**What you have to do:** Transcribe the listing below line for line, keeping every character as it appears, and leave out the picture lines.
====== Supplied material ======
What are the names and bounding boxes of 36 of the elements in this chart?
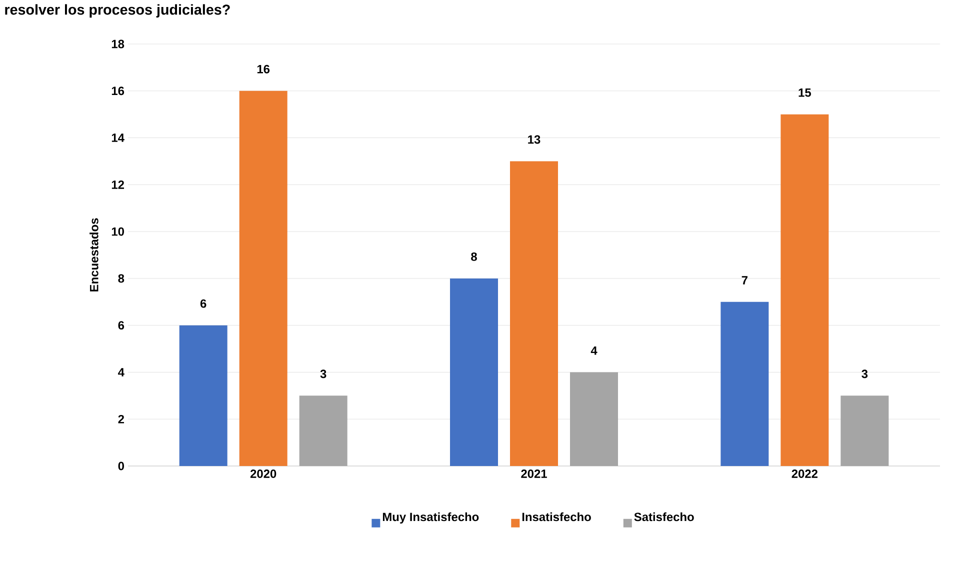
y-tick-label: 12 <box>112 180 124 189</box>
bar <box>510 161 558 466</box>
y-tick-label: 4 <box>118 368 124 376</box>
data-label: 3 <box>320 370 326 378</box>
y-tick-label: 0 <box>118 462 124 470</box>
y-tick-label: 6 <box>118 321 124 330</box>
bar <box>179 325 228 466</box>
y-axis-title: Encuestados <box>90 218 98 292</box>
data-label: 15 <box>798 88 811 97</box>
y-tick-label: 10 <box>112 227 124 236</box>
data-label: 7 <box>742 276 748 284</box>
legend-label: Muy Insatisfecho <box>382 512 479 524</box>
data-label: 16 <box>257 64 270 74</box>
x-tick-label: 2022 <box>792 470 818 478</box>
data-label: 3 <box>862 370 868 378</box>
bar <box>450 278 498 466</box>
y-tick-label: 14 <box>112 134 124 142</box>
bar <box>570 372 618 466</box>
y-tick-label: 18 <box>112 40 124 48</box>
x-tick-label: 2021 <box>521 470 547 478</box>
bar <box>780 114 829 466</box>
chart-title: resolver los procesos judiciales? <box>5 4 230 18</box>
x-tick-label: 2020 <box>250 470 276 478</box>
data-label: 4 <box>590 346 598 355</box>
data-label: 8 <box>471 252 477 261</box>
y-tick-label: 16 <box>112 86 124 96</box>
bar <box>720 302 769 466</box>
y-tick-label: 8 <box>118 274 124 283</box>
legend-label: Satisfecho <box>634 512 694 522</box>
data-label: 13 <box>528 135 540 144</box>
bar <box>840 396 889 466</box>
bar <box>299 396 348 466</box>
legend-label: Insatisfecho <box>522 512 591 522</box>
data-label: 6 <box>200 299 206 308</box>
bar <box>239 90 288 466</box>
y-tick-label: 2 <box>118 414 124 424</box>
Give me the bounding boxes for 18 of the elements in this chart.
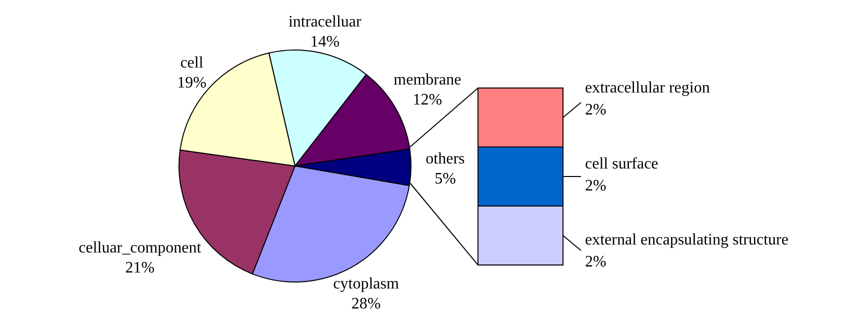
data-label: 21% [125,260,155,277]
data-label: 14% [310,34,340,51]
series-label: cell surface [585,156,658,172]
slice-label: intracelluar [288,14,362,31]
data-label: 12% [412,92,442,109]
series-label: external encapsulating structure [585,232,788,248]
data-label: 2% [585,102,606,118]
data-label: 19% [177,74,206,92]
series-label: extracellular region [585,80,710,96]
data-label: 2% [585,254,606,270]
slice-label: cell [180,54,204,72]
data-label: 28% [351,295,381,312]
data-label: 2% [585,178,606,194]
slice-label: membrane [394,72,462,89]
data-label: 5% [434,170,456,188]
slice-label: celluar_component [78,240,202,257]
slice-label: others [426,150,465,168]
slice-label: cytoplasm [333,275,400,292]
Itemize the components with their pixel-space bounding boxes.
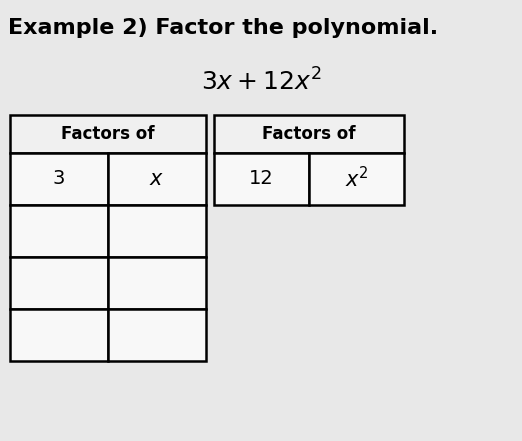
Bar — [108, 205, 206, 257]
Text: $x^2$: $x^2$ — [345, 166, 369, 191]
Bar — [108, 257, 206, 309]
Bar — [10, 115, 206, 153]
Text: 3: 3 — [53, 169, 65, 188]
Bar — [10, 309, 108, 361]
Bar — [10, 153, 108, 205]
Text: Example 2) Factor the polynomial.: Example 2) Factor the polynomial. — [8, 18, 438, 38]
Bar — [10, 205, 108, 257]
Bar — [214, 153, 309, 205]
Bar — [10, 257, 108, 309]
Bar — [309, 153, 404, 205]
Text: 12: 12 — [249, 169, 274, 188]
Text: $x$: $x$ — [149, 169, 164, 189]
Bar — [214, 115, 404, 153]
Bar — [108, 309, 206, 361]
Text: Factors of: Factors of — [61, 125, 155, 143]
Bar — [108, 153, 206, 205]
Text: Factors of: Factors of — [262, 125, 356, 143]
Text: $3x + 12x^2$: $3x + 12x^2$ — [201, 68, 321, 95]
======
**Answer to this problem:**
What are the names and bounding boxes of 36 of the elements in this chart?
y-tick-label: 12 <box>112 180 124 189</box>
bar <box>510 161 558 466</box>
y-tick-label: 4 <box>118 368 124 376</box>
data-label: 3 <box>320 370 326 378</box>
y-tick-label: 0 <box>118 462 124 470</box>
y-tick-label: 6 <box>118 321 124 330</box>
bar <box>179 325 228 466</box>
y-axis-title: Encuestados <box>90 218 98 292</box>
data-label: 15 <box>798 88 811 97</box>
y-tick-label: 10 <box>112 227 124 236</box>
data-label: 7 <box>742 276 748 284</box>
legend-label: Muy Insatisfecho <box>382 512 479 524</box>
data-label: 16 <box>257 64 270 74</box>
x-tick-label: 2022 <box>792 470 818 478</box>
data-label: 3 <box>862 370 868 378</box>
bar <box>450 278 498 466</box>
y-tick-label: 14 <box>112 134 124 142</box>
bar <box>570 372 618 466</box>
y-tick-label: 18 <box>112 40 124 48</box>
x-tick-label: 2021 <box>521 470 547 478</box>
bar <box>780 114 829 466</box>
chart-title: resolver los procesos judiciales? <box>5 4 230 18</box>
x-tick-label: 2020 <box>250 470 276 478</box>
data-label: 4 <box>590 346 598 355</box>
data-label: 8 <box>471 252 477 261</box>
y-tick-label: 16 <box>112 86 124 96</box>
bar <box>720 302 769 466</box>
y-tick-label: 8 <box>118 274 124 283</box>
legend-label: Satisfecho <box>634 512 694 522</box>
data-label: 13 <box>528 135 540 144</box>
bar <box>840 396 889 466</box>
bar <box>299 396 348 466</box>
legend-label: Insatisfecho <box>522 512 591 522</box>
data-label: 6 <box>200 299 206 308</box>
bar <box>239 90 288 466</box>
y-tick-label: 2 <box>118 414 124 424</box>
Give me the bounding boxes for 18 of the elements in this chart.
data-label: 21% [125,260,155,277]
data-label: 14% [310,34,340,51]
series-label: cell surface [585,156,658,172]
slice-label: intracelluar [288,14,362,31]
data-label: 12% [412,92,442,109]
series-label: external encapsulating structure [585,232,788,248]
data-label: 2% [585,102,606,118]
data-label: 19% [177,74,206,92]
series-label: extracellular region [585,80,710,96]
data-label: 2% [585,254,606,270]
slice-label: cell [180,54,204,72]
data-label: 28% [351,295,381,312]
data-label: 2% [585,178,606,194]
slice-label: membrane [394,72,462,89]
data-label: 5% [434,170,456,188]
slice-label: celluar_component [78,240,202,257]
slice-label: others [426,150,465,168]
slice-label: cytoplasm [333,275,400,292]
Itemize the components with their pixel-space bounding boxes.
Bar — [108, 205, 206, 257]
Text: $x^2$: $x^2$ — [345, 166, 369, 191]
Bar — [108, 257, 206, 309]
Bar — [10, 115, 206, 153]
Text: 3: 3 — [53, 169, 65, 188]
Bar — [10, 309, 108, 361]
Bar — [10, 153, 108, 205]
Text: Example 2) Factor the polynomial.: Example 2) Factor the polynomial. — [8, 18, 438, 38]
Bar — [10, 205, 108, 257]
Bar — [214, 153, 309, 205]
Bar — [10, 257, 108, 309]
Bar — [309, 153, 404, 205]
Text: 12: 12 — [249, 169, 274, 188]
Text: $x$: $x$ — [149, 169, 164, 189]
Bar — [214, 115, 404, 153]
Bar — [108, 309, 206, 361]
Text: Factors of: Factors of — [61, 125, 155, 143]
Bar — [108, 153, 206, 205]
Text: Factors of: Factors of — [262, 125, 356, 143]
Text: $3x + 12x^2$: $3x + 12x^2$ — [201, 68, 321, 95]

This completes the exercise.